_Goal_:
Reproduce the records below exactly as given.

* Begin *

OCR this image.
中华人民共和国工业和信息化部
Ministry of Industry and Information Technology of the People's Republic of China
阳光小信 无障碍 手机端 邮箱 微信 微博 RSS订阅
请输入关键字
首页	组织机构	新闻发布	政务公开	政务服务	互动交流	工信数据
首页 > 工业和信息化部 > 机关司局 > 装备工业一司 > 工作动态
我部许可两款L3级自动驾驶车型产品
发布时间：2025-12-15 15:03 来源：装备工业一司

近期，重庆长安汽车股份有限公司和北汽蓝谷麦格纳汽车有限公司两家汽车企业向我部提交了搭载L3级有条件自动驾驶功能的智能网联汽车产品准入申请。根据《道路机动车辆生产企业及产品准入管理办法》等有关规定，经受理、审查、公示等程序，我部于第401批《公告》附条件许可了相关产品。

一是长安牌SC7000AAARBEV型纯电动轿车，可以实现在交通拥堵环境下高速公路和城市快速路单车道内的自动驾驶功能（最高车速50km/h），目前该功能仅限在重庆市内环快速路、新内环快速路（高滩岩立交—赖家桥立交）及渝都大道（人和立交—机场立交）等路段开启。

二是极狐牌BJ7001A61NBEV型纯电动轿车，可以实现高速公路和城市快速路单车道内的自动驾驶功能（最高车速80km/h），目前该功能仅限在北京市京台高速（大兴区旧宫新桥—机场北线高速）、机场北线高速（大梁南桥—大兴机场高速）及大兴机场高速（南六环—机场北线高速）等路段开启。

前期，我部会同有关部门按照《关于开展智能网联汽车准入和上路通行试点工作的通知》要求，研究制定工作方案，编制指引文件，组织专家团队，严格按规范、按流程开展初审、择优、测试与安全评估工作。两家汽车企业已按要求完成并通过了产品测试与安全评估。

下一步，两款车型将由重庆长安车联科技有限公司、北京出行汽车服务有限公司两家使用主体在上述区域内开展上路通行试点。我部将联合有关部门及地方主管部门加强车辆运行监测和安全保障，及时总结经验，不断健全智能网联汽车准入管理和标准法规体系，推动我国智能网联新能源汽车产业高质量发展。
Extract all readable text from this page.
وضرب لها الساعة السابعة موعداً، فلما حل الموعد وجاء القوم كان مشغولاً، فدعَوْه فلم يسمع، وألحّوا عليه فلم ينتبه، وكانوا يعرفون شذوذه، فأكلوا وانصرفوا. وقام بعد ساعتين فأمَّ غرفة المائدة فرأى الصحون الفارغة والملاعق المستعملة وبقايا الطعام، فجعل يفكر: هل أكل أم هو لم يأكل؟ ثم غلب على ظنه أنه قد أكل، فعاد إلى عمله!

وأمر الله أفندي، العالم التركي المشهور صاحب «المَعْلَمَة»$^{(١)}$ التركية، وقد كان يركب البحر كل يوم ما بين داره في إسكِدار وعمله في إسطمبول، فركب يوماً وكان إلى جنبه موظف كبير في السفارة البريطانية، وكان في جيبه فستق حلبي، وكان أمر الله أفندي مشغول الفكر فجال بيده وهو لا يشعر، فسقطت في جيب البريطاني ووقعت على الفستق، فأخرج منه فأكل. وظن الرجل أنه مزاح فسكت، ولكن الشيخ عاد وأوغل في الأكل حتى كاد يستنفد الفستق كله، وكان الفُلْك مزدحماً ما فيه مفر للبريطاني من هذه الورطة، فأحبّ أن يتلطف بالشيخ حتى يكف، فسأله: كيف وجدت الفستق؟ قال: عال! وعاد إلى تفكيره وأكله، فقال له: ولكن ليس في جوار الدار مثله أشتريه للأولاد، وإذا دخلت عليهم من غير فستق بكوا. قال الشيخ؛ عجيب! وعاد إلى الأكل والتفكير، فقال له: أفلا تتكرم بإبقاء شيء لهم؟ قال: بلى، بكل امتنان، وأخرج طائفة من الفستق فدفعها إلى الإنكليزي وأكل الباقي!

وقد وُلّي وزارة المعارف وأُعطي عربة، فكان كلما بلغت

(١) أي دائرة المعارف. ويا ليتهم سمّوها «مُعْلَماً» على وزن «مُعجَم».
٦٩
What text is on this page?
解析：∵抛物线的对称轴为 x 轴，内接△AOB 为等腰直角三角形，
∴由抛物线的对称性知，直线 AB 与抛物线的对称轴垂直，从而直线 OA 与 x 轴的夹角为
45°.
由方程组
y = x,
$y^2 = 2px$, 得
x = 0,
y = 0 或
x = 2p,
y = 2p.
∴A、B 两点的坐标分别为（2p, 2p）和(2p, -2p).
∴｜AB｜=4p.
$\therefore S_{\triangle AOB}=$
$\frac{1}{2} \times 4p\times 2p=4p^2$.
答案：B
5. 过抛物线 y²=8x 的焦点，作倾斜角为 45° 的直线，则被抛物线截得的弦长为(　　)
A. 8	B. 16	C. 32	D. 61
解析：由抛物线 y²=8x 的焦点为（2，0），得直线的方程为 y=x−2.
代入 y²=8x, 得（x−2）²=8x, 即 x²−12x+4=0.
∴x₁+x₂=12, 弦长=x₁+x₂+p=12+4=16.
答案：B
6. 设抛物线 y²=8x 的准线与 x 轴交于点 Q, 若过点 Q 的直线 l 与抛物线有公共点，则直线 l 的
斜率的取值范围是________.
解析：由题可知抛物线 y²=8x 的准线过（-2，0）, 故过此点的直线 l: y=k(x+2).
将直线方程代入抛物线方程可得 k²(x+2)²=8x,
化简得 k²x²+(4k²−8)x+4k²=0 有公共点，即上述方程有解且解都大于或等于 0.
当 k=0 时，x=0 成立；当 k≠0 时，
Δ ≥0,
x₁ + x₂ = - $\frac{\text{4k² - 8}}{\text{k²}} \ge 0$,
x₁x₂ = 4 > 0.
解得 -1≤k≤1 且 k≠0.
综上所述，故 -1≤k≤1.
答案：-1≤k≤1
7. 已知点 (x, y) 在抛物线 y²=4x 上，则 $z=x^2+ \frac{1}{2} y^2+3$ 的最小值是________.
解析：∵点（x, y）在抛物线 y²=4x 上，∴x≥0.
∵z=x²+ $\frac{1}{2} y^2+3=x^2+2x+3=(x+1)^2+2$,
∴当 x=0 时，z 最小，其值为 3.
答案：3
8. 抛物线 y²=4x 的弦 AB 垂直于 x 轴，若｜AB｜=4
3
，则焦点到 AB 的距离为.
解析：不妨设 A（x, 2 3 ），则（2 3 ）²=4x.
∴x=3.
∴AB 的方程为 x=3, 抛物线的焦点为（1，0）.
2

* End *

_Answer to the problem_:
OCR this image.
中华人民共和国工业和信息化部
Ministry of Industry and Information Technology of the People's Republic of China
阳光小信 无障碍 手机端 邮箱 微信 微博 RSS订阅
请输入关键字
首页	组织机构	新闻发布	政务公开	政务服务	互动交流	工信数据
首页 > 工业和信息化部 > 机关司局 > 装备工业一司 > 工作动态
我部许可两款L3级自动驾驶车型产品
发布时间：2025-12-15 15:03 来源：装备工业一司

近期，重庆长安汽车股份有限公司和北汽蓝谷麦格纳汽车有限公司两家汽车企业向我部提交了搭载L3级有条件自动驾驶功能的智能网联汽车产品准入申请。根据《道路机动车辆生产企业及产品准入管理办法》等有关规定，经受理、审查、公示等程序，我部于第401批《公告》附条件许可了相关产品。

一是长安牌SC7000AAARBEV型纯电动轿车，可以实现在交通拥堵环境下高速公路和城市快速路单车道内的自动驾驶功能（最高车速50km/h），目前该功能仅限在重庆市内环快速路、新内环快速路（高滩岩立交—赖家桥立交）及渝都大道（人和立交—机场立交）等路段开启。

二是极狐牌BJ7001A61NBEV型纯电动轿车，可以实现高速公路和城市快速路单车道内的自动驾驶功能（最高车速80km/h），目前该功能仅限在北京市京台高速（大兴区旧宫新桥—机场北线高速）、机场北线高速（大梁南桥—大兴机场高速）及大兴机场高速（南六环—机场北线高速）等路段开启。

前期，我部会同有关部门按照《关于开展智能网联汽车准入和上路通行试点工作的通知》要求，研究制定工作方案，编制指引文件，组织专家团队，严格按规范、按流程开展初审、择优、测试与安全评估工作。两家汽车企业已按要求完成并通过了产品测试与安全评估。

下一步，两款车型将由重庆长安车联科技有限公司、北京出行汽车服务有限公司两家使用主体在上述区域内开展上路通行试点。我部将联合有关部门及地方主管部门加强车辆运行监测和安全保障，及时总结经验，不断健全智能网联汽车准入管理和标准法规体系，推动我国智能网联新能源汽车产业高质量发展。
Extract all readable text from this page.
وضرب لها الساعة السابعة موعداً، فلما حل الموعد وجاء القوم كان مشغولاً، فدعَوْه فلم يسمع، وألحّوا عليه فلم ينتبه، وكانوا يعرفون شذوذه، فأكلوا وانصرفوا. وقام بعد ساعتين فأمَّ غرفة المائدة فرأى الصحون الفارغة والملاعق المستعملة وبقايا الطعام، فجعل يفكر: هل أكل أم هو لم يأكل؟ ثم غلب على ظنه أنه قد أكل، فعاد إلى عمله!

وأمر الله أفندي، العالم التركي المشهور صاحب «المَعْلَمَة»$^{(١)}$ التركية، وقد كان يركب البحر كل يوم ما بين داره في إسكِدار وعمله في إسطمبول، فركب يوماً وكان إلى جنبه موظف كبير في السفارة البريطانية، وكان في جيبه فستق حلبي، وكان أمر الله أفندي مشغول الفكر فجال بيده وهو لا يشعر، فسقطت في جيب البريطاني ووقعت على الفستق، فأخرج منه فأكل. وظن الرجل أنه مزاح فسكت، ولكن الشيخ عاد وأوغل في الأكل حتى كاد يستنفد الفستق كله، وكان الفُلْك مزدحماً ما فيه مفر للبريطاني من هذه الورطة، فأحبّ أن يتلطف بالشيخ حتى يكف، فسأله: كيف وجدت الفستق؟ قال: عال! وعاد إلى تفكيره وأكله، فقال له: ولكن ليس في جوار الدار مثله أشتريه للأولاد، وإذا دخلت عليهم من غير فستق بكوا. قال الشيخ؛ عجيب! وعاد إلى الأكل والتفكير، فقال له: أفلا تتكرم بإبقاء شيء لهم؟ قال: بلى، بكل امتنان، وأخرج طائفة من الفستق فدفعها إلى الإنكليزي وأكل الباقي!

وقد وُلّي وزارة المعارف وأُعطي عربة، فكان كلما بلغت

(١) أي دائرة المعارف. ويا ليتهم سمّوها «مُعْلَماً» على وزن «مُعجَم».
٦٩
What text is on this page?
解析：∵抛物线的对称轴为 x 轴，内接△AOB 为等腰直角三角形，
∴由抛物线的对称性知，直线 AB 与抛物线的对称轴垂直，从而直线 OA 与 x 轴的夹角为
45°.
由方程组
y = x,
$y^2 = 2px$, 得
x = 0,
y = 0 或
x = 2p,
y = 2p.
∴A、B 两点的坐标分别为（2p, 2p）和(2p, -2p).
∴｜AB｜=4p.
$\therefore S_{\triangle AOB}=$
$\frac{1}{2} \times 4p\times 2p=4p^2$.
答案：B
5. 过抛物线 y²=8x 的焦点，作倾斜角为 45° 的直线，则被抛物线截得的弦长为(　　)
A. 8	B. 16	C. 32	D. 61
解析：由抛物线 y²=8x 的焦点为（2，0），得直线的方程为 y=x−2.
代入 y²=8x, 得（x−2）²=8x, 即 x²−12x+4=0.
∴x₁+x₂=12, 弦长=x₁+x₂+p=12+4=16.
答案：B
6. 设抛物线 y²=8x 的准线与 x 轴交于点 Q, 若过点 Q 的直线 l 与抛物线有公共点，则直线 l 的
斜率的取值范围是________.
解析：由题可知抛物线 y²=8x 的准线过（-2，0）, 故过此点的直线 l: y=k(x+2).
将直线方程代入抛物线方程可得 k²(x+2)²=8x,
化简得 k²x²+(4k²−8)x+4k²=0 有公共点，即上述方程有解且解都大于或等于 0.
当 k=0 时，x=0 成立；当 k≠0 时，
Δ ≥0,
x₁ + x₂ = - $\frac{\text{4k² - 8}}{\text{k²}} \ge 0$,
x₁x₂ = 4 > 0.
解得 -1≤k≤1 且 k≠0.
综上所述，故 -1≤k≤1.
答案：-1≤k≤1
7. 已知点 (x, y) 在抛物线 y²=4x 上，则 $z=x^2+ \frac{1}{2} y^2+3$ 的最小值是________.
解析：∵点（x, y）在抛物线 y²=4x 上，∴x≥0.
∵z=x²+ $\frac{1}{2} y^2+3=x^2+2x+3=(x+1)^2+2$,
∴当 x=0 时，z 最小，其值为 3.
答案：3
8. 抛物线 y²=4x 的弦 AB 垂直于 x 轴，若｜AB｜=4
3
，则焦点到 AB 的距离为.
解析：不妨设 A（x, 2 3 ），则（2 3 ）²=4x.
∴x=3.
∴AB 的方程为 x=3, 抛物线的焦点为（1，0）.
2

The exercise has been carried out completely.